[Work required] Check each line of the material below, and copy it if it holds the string "screen".

[Record extracts]
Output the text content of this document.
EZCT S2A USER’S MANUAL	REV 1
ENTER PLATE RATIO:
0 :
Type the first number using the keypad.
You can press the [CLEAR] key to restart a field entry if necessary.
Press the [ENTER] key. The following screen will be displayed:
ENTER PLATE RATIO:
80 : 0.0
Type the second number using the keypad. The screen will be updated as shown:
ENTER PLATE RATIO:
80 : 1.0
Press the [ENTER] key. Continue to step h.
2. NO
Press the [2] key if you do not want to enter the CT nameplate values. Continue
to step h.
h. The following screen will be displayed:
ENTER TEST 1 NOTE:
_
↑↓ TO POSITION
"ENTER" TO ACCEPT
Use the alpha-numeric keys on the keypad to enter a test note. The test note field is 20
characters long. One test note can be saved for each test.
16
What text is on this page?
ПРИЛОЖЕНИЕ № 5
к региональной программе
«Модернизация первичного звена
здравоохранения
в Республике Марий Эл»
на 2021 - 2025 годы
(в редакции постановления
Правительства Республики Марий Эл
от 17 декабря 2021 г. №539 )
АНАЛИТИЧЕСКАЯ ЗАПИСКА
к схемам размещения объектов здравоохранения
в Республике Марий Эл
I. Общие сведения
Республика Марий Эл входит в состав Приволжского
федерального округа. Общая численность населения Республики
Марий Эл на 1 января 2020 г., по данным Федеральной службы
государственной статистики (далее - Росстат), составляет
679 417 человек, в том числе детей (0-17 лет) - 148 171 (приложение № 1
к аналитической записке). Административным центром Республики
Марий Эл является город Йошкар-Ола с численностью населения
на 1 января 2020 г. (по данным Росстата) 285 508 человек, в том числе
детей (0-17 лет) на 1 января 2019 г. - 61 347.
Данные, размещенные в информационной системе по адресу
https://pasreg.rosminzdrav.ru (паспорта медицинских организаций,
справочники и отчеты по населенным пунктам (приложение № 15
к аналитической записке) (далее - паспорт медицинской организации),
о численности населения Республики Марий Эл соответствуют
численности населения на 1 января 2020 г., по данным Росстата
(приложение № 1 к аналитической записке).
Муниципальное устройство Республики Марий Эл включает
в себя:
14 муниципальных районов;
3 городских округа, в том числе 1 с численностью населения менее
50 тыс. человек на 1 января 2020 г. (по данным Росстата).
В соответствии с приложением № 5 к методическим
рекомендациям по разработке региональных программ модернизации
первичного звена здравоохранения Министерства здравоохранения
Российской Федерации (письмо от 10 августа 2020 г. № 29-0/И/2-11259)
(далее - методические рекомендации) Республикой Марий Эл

[Solution to this task]
Press the [ENTER] key. The following screen will be displayed:
Type the second number using the keypad. The screen will be updated as shown:
h. The following screen will be displayed:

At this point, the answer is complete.